* THE REQUEST *
Transcribe everything from the start of the records down to the line containing "Detect and localize", with both ends included. Leave the pictures out of your answer.

□ □ □ □

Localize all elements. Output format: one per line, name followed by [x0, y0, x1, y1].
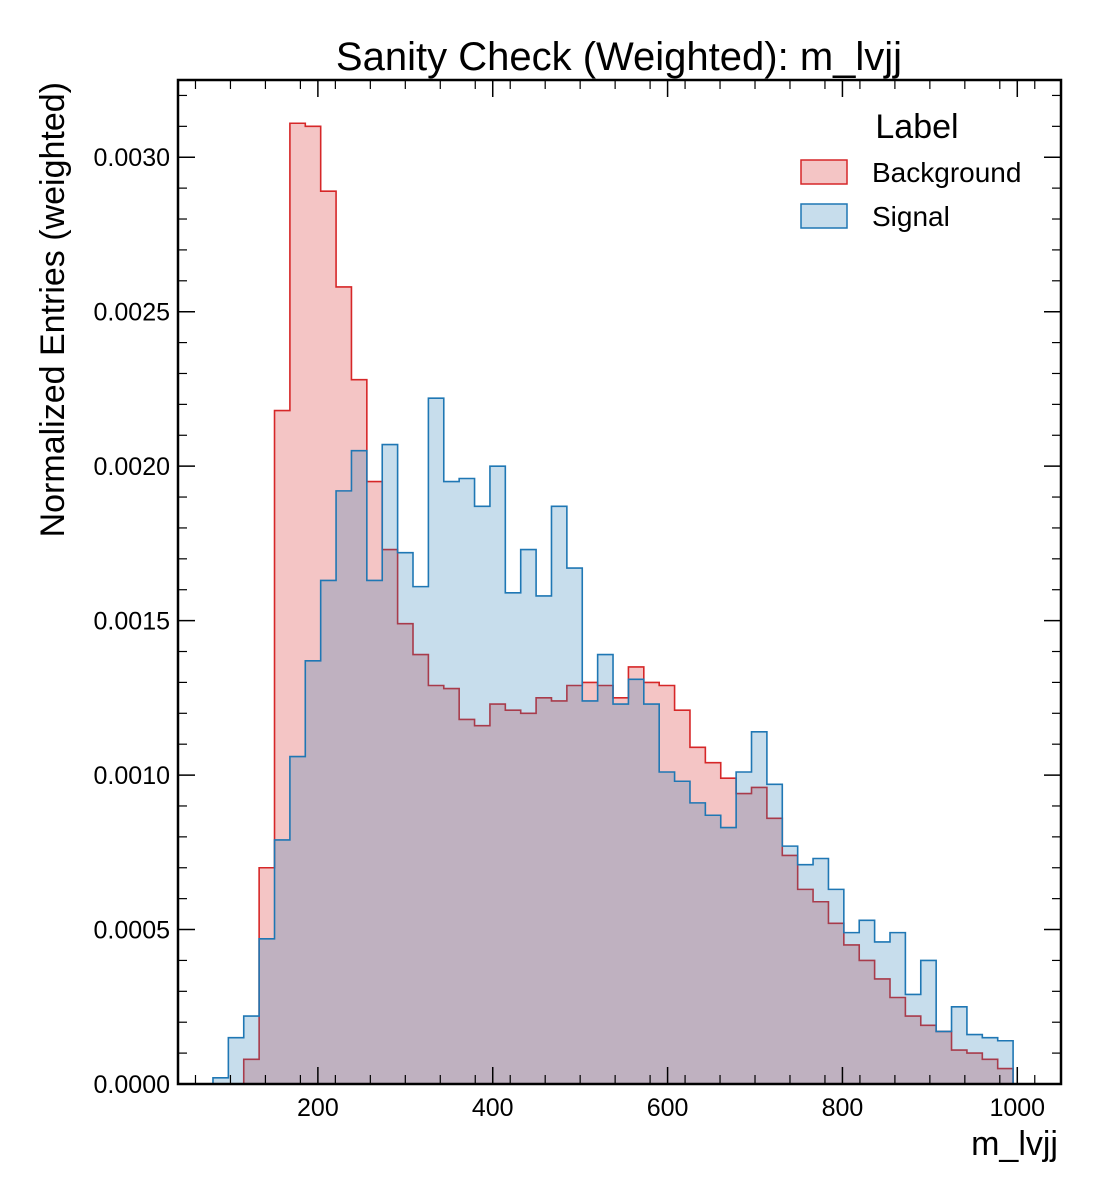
legend-label-signal: Signal: [872, 201, 950, 232]
x-tick-label-1000: 1000: [989, 1094, 1045, 1122]
ticks-layer: 200 400 600 800 1000 0.0000 0.0005 0.0010 0.0015…: [94, 80, 1061, 1122]
legend-swatch-signal: [800, 203, 848, 229]
series-line-background: [212, 122, 1014, 1085]
legend-entry-background: Background: [800, 157, 1021, 188]
legend-entry-signal: Signal: [800, 201, 950, 232]
y-tick-label-5: 0.0025: [94, 299, 170, 327]
series-fill-background: [212, 123, 1014, 1084]
series-fill-signal: [212, 398, 1014, 1084]
plot-frame: [176, 78, 1063, 1086]
y-tick-label-1: 0.0005: [94, 917, 170, 945]
series-layer: [212, 122, 1014, 1085]
y-tick-label-2: 0.0010: [94, 762, 170, 790]
series-line-signal: [212, 397, 1014, 1084]
y-tick-label-3: 0.0015: [94, 608, 170, 636]
x-tick-label-800: 800: [822, 1094, 864, 1122]
x-tick-label-400: 400: [472, 1094, 514, 1122]
chart-title: Sanity Check (Weighted): m_lvjj: [336, 35, 902, 79]
legend: Label Background Signal: [800, 108, 1021, 232]
legend-title: Label: [875, 108, 958, 146]
legend-label-background: Background: [872, 157, 1021, 188]
x-axis-label: m_lvjj: [971, 1125, 1058, 1163]
x-tick-label-200: 200: [297, 1094, 339, 1122]
y-tick-label-6: 0.0030: [94, 144, 170, 172]
y-axis-label: Normalized Entries (weighted): [34, 82, 72, 537]
y-tick-label-4: 0.0020: [94, 453, 170, 481]
y-tick-label-0: 0.0000: [94, 1071, 170, 1099]
x-tick-label-600: 600: [647, 1094, 689, 1122]
legend-swatch-background: [800, 159, 848, 185]
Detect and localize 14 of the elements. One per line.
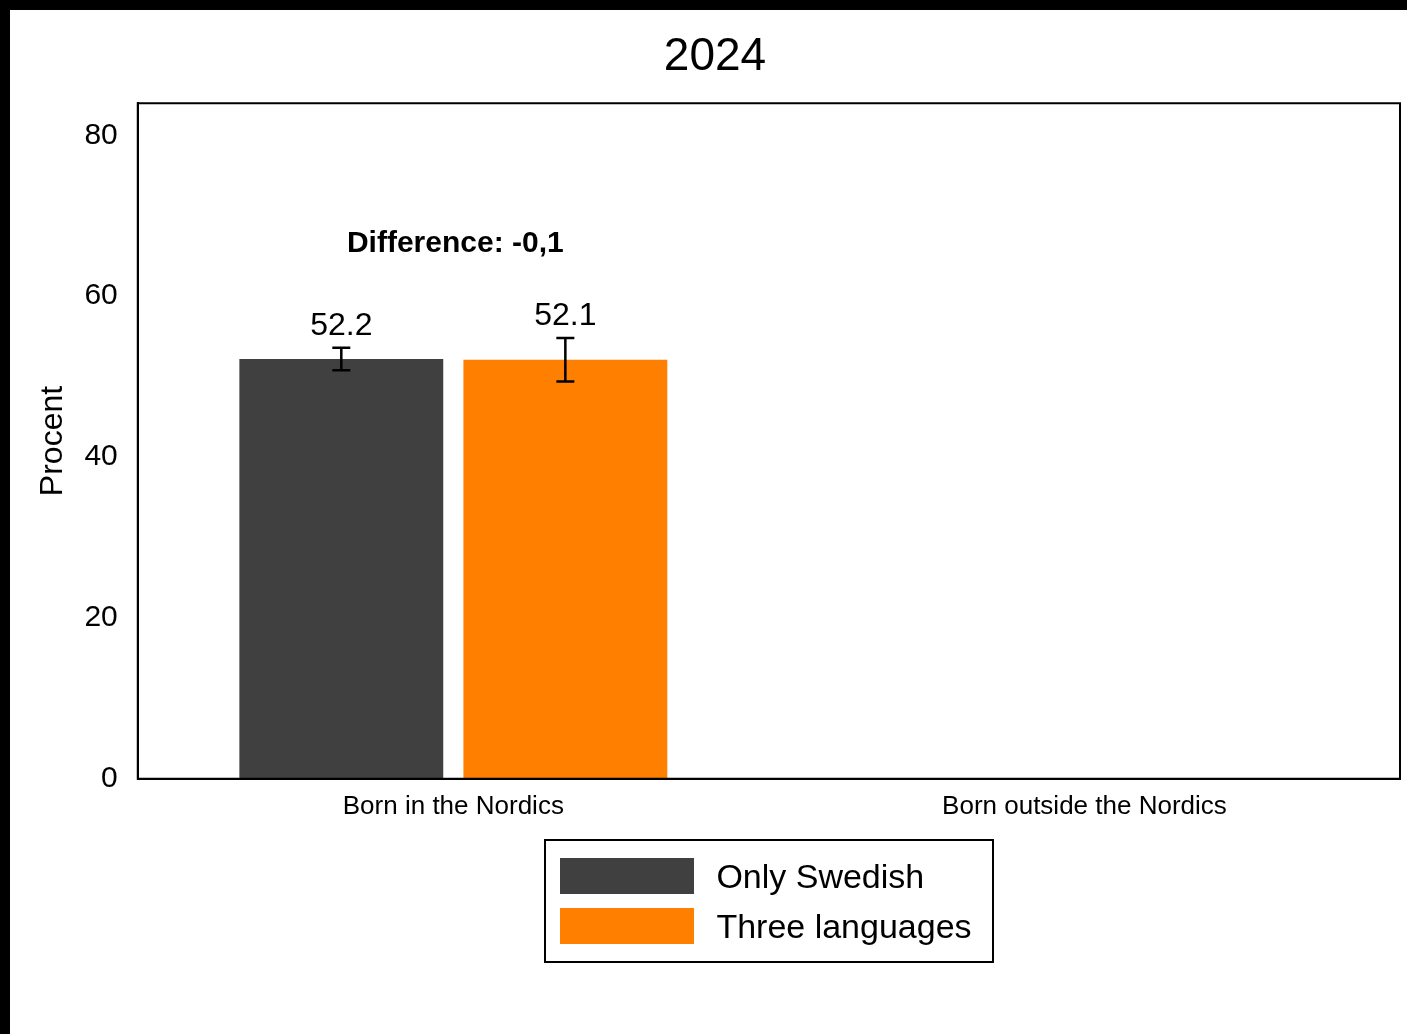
- legend-label: Three languages: [716, 905, 972, 947]
- y-tick-label: 0: [101, 760, 118, 794]
- chart-title: 2024: [663, 28, 767, 81]
- x-tick-label: Born outside the Nordics: [942, 789, 1227, 820]
- y-tick-label: 40: [84, 438, 118, 472]
- data-label: 52.2: [310, 305, 373, 342]
- legend-label: Only Swedish: [716, 855, 925, 897]
- y-tick-label: 80: [84, 116, 118, 150]
- y-tick-label: 60: [84, 277, 118, 311]
- data-label: 52.1: [534, 295, 597, 332]
- y-axis-title: Procent: [33, 385, 70, 497]
- annotation: Difference: -0,1: [346, 225, 564, 259]
- x-tick-label: Born in the Nordics: [342, 789, 564, 820]
- y-tick-label: 20: [84, 599, 118, 633]
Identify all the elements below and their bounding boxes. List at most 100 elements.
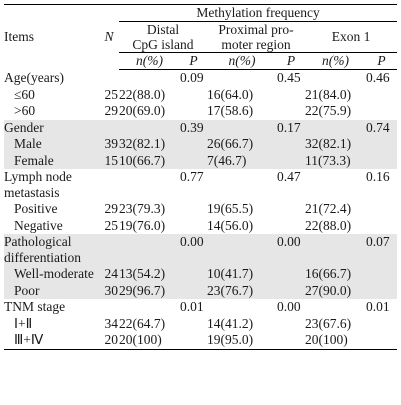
proximal-promoter-value: 19(95.0)	[207, 332, 277, 350]
distal-cpg-value-empty	[119, 234, 180, 266]
proximal-promoter-value: 7(46.7)	[207, 152, 277, 169]
group-label: Lymph node metastasis	[4, 169, 99, 201]
row-label: Well-moderate	[4, 266, 99, 283]
group-label-line1: Gender	[4, 119, 44, 135]
items-header: Items	[4, 4, 99, 70]
exon1-value: 11(73.3)	[305, 152, 366, 169]
group-row: Gender 0.39 0.17 0.74	[4, 119, 398, 136]
group-n-empty	[99, 119, 119, 136]
proximal-promoter-header-line2: moter region	[221, 37, 291, 52]
proximal-promoter-p-empty	[277, 282, 305, 299]
proximal-promoter-p-empty	[277, 316, 305, 333]
group-n-empty	[99, 234, 119, 266]
proximal-promoter-value: 26(66.7)	[207, 136, 277, 153]
proximal-promoter-p-empty	[277, 332, 305, 350]
proximal-promoter-value: 10(41.7)	[207, 266, 277, 283]
group-n-empty	[99, 169, 119, 201]
exon1-p-value: 0.74	[366, 119, 398, 136]
methylation-table: Items N Methylation frequency Distal CpG…	[4, 4, 398, 350]
exon1-p-value: 0.46	[366, 70, 390, 85]
row-label: Female	[4, 152, 99, 169]
proximal-promoter-value-empty	[207, 299, 277, 316]
group-row: Lymph node metastasis 0.77 0.47 0.16	[4, 169, 397, 201]
exon1-p-value: 0.16	[366, 169, 390, 184]
table-row: ≤60 25 22(88.0) 16(64.0) 21(84.0)	[4, 87, 397, 104]
distal-cpg-p-empty	[180, 218, 207, 235]
distal-cpg-value: 20(100)	[119, 332, 180, 350]
distal-cpg-value: 22(64.7)	[119, 315, 166, 331]
proximal-promoter-p-empty	[277, 152, 305, 169]
exon1-p-empty	[366, 266, 398, 283]
group-label: Age(years)	[4, 70, 99, 87]
table-row: Ⅲ+Ⅳ 20 20(100) 19(95.0) 20(100)	[4, 332, 398, 350]
group-label: Pathological differentiation	[4, 234, 99, 266]
methylation-frequency-header: Methylation frequency	[119, 4, 398, 22]
proximal-promoter-p-empty	[277, 136, 305, 153]
distal-cpg-p-empty	[180, 152, 207, 169]
group-row: Age(years) 0.09 0.45 0.46	[4, 70, 397, 87]
distal-cpg-p-empty	[180, 103, 207, 120]
exon1-p-empty	[366, 87, 397, 104]
exon1-value-empty	[305, 70, 366, 87]
proximal-promoter-value: 14(56.0)	[207, 217, 254, 233]
proximal-promoter-value-empty	[207, 119, 277, 136]
table-row: >60 29 20(69.0) 17(58.6) 22(75.9)	[4, 103, 397, 120]
group-label-line1: Pathological	[4, 234, 72, 249]
distal-cpg-p-value: 0.09	[180, 70, 204, 85]
row-label: Poor	[4, 282, 99, 299]
exon1-p-value: 0.01	[366, 299, 390, 314]
row-label: Ⅲ+Ⅳ	[4, 332, 99, 350]
group-label-line1: Lymph node	[4, 169, 72, 184]
exon1-value: 27(90.0)	[305, 282, 366, 299]
table-row: Poor 30 29(96.7) 23(76.7) 27(90.0)	[4, 282, 398, 299]
group-label-line1: Age(years)	[4, 69, 64, 85]
proximal-promoter-p-value: 0.17	[277, 119, 305, 136]
group-label: Gender	[4, 119, 99, 136]
distal-cpg-header-line1: Distal	[146, 22, 180, 37]
proximal-promoter-value-empty	[207, 234, 277, 266]
table-row: Positive 29 23(79.3) 19(65.5) 21(72.4)	[4, 201, 397, 218]
distal-cpg-value: 10(66.7)	[119, 152, 180, 169]
exon1-p-empty	[366, 282, 398, 299]
table-row: Male 39 32(82.1) 26(66.7) 32(82.1)	[4, 136, 398, 153]
exon1-p-empty	[366, 218, 397, 235]
sub-header-pct: n(%)	[119, 52, 180, 70]
distal-cpg-value: 32(82.1)	[119, 136, 180, 153]
exon1-p-value: 0.07	[366, 234, 398, 266]
exon1-p-empty	[366, 136, 398, 153]
proximal-promoter-p-value: 0.00	[277, 234, 305, 266]
proximal-promoter-value-empty	[207, 169, 277, 201]
distal-cpg-p-empty	[180, 266, 207, 283]
proximal-promoter-p-empty	[277, 266, 305, 283]
row-n: 25	[104, 217, 119, 233]
proximal-promoter-value: 14(41.2)	[207, 315, 254, 331]
sub-header-pct: n(%)	[305, 52, 366, 70]
row-n: 30	[99, 282, 119, 299]
distal-cpg-value: 20(69.0)	[119, 103, 166, 118]
proximal-promoter-value: 17(58.6)	[207, 103, 254, 118]
distal-cpg-p-empty	[180, 316, 207, 333]
distal-cpg-header: Distal CpG island	[119, 21, 207, 53]
distal-cpg-value: 23(79.3)	[119, 201, 166, 216]
distal-cpg-p-value: 0.39	[180, 119, 207, 136]
group-n-empty	[99, 70, 119, 87]
distal-cpg-p-empty	[180, 282, 207, 299]
exon1-value-empty	[305, 234, 366, 266]
proximal-promoter-p-value: 0.45	[277, 70, 301, 85]
table-row: Ⅰ+Ⅱ 34 22(64.7) 14(41.2) 23(67.6)	[4, 316, 397, 333]
row-n: 20	[99, 332, 119, 350]
row-label: Male	[4, 136, 99, 153]
proximal-promoter-p-empty	[277, 103, 305, 120]
sub-header-p: P	[180, 52, 207, 70]
proximal-promoter-p-value: 0.47	[277, 169, 301, 184]
sub-header-p: P	[366, 52, 398, 70]
distal-cpg-p-value: 0.77	[180, 169, 204, 184]
distal-cpg-value-empty	[119, 119, 180, 136]
distal-cpg-p-empty	[180, 332, 207, 350]
group-row: Pathological differentiation 0.00 0.00 0.07	[4, 234, 398, 266]
exon1-value: 21(72.4)	[305, 201, 352, 216]
proximal-promoter-p-empty	[277, 87, 305, 104]
row-n: 15	[99, 152, 119, 169]
distal-cpg-p-value: 0.00	[180, 234, 207, 266]
group-row: TNM stage 0.01 0.00 0.01	[4, 299, 397, 316]
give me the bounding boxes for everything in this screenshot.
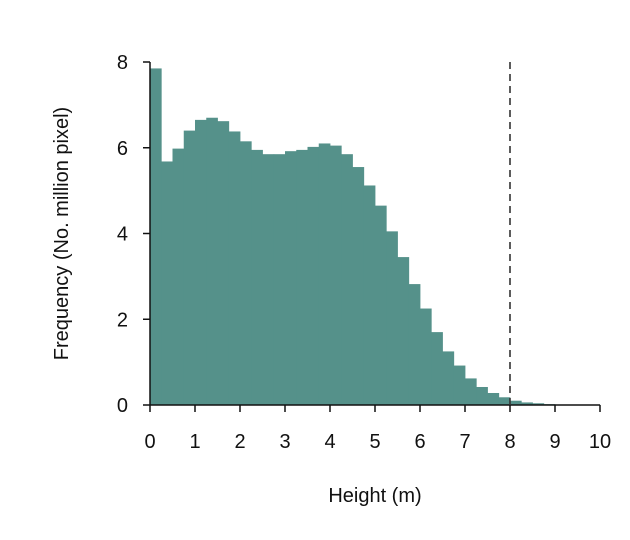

□ □ □ □

* TASK ANSWER *
Localize all elements. Output format: one per line, name followed by [x0, y0, x1, y1].
legend-label-signal: Signal: [872, 201, 950, 232]
x-tick-label-1000: 1000: [989, 1094, 1045, 1122]
ticks-layer: 200 400 600 800 1000 0.0000 0.0005 0.0010 0.0015…: [94, 80, 1061, 1122]
legend-swatch-signal: [800, 203, 848, 229]
series-line-background: [212, 122, 1014, 1085]
legend-entry-background: Background: [800, 157, 1021, 188]
legend-entry-signal: Signal: [800, 201, 950, 232]
y-tick-label-5: 0.0025: [94, 299, 170, 327]
series-fill-background: [212, 123, 1014, 1084]
series-fill-signal: [212, 398, 1014, 1084]
plot-frame: [176, 78, 1063, 1086]
y-tick-label-1: 0.0005: [94, 917, 170, 945]
series-layer: [212, 122, 1014, 1085]
y-tick-label-2: 0.0010: [94, 762, 170, 790]
series-line-signal: [212, 397, 1014, 1084]
y-tick-label-3: 0.0015: [94, 608, 170, 636]
x-tick-label-800: 800: [822, 1094, 864, 1122]
x-tick-label-400: 400: [472, 1094, 514, 1122]
chart-title: Sanity Check (Weighted): m_lvjj: [336, 35, 902, 79]
legend: Label Background Signal: [800, 108, 1021, 232]
legend-title: Label: [875, 108, 958, 146]
legend-label-background: Background: [872, 157, 1021, 188]
x-axis-label: m_lvjj: [971, 1125, 1058, 1163]
x-tick-label-200: 200: [297, 1094, 339, 1122]
y-tick-label-6: 0.0030: [94, 144, 170, 172]
y-axis-label: Normalized Entries (weighted): [34, 82, 72, 537]
y-tick-label-4: 0.0020: [94, 453, 170, 481]
y-tick-label-0: 0.0000: [94, 1071, 170, 1099]
x-tick-label-600: 600: [647, 1094, 689, 1122]
legend-swatch-background: [800, 159, 848, 185]
Detect and localize 14 of the elements. One per line.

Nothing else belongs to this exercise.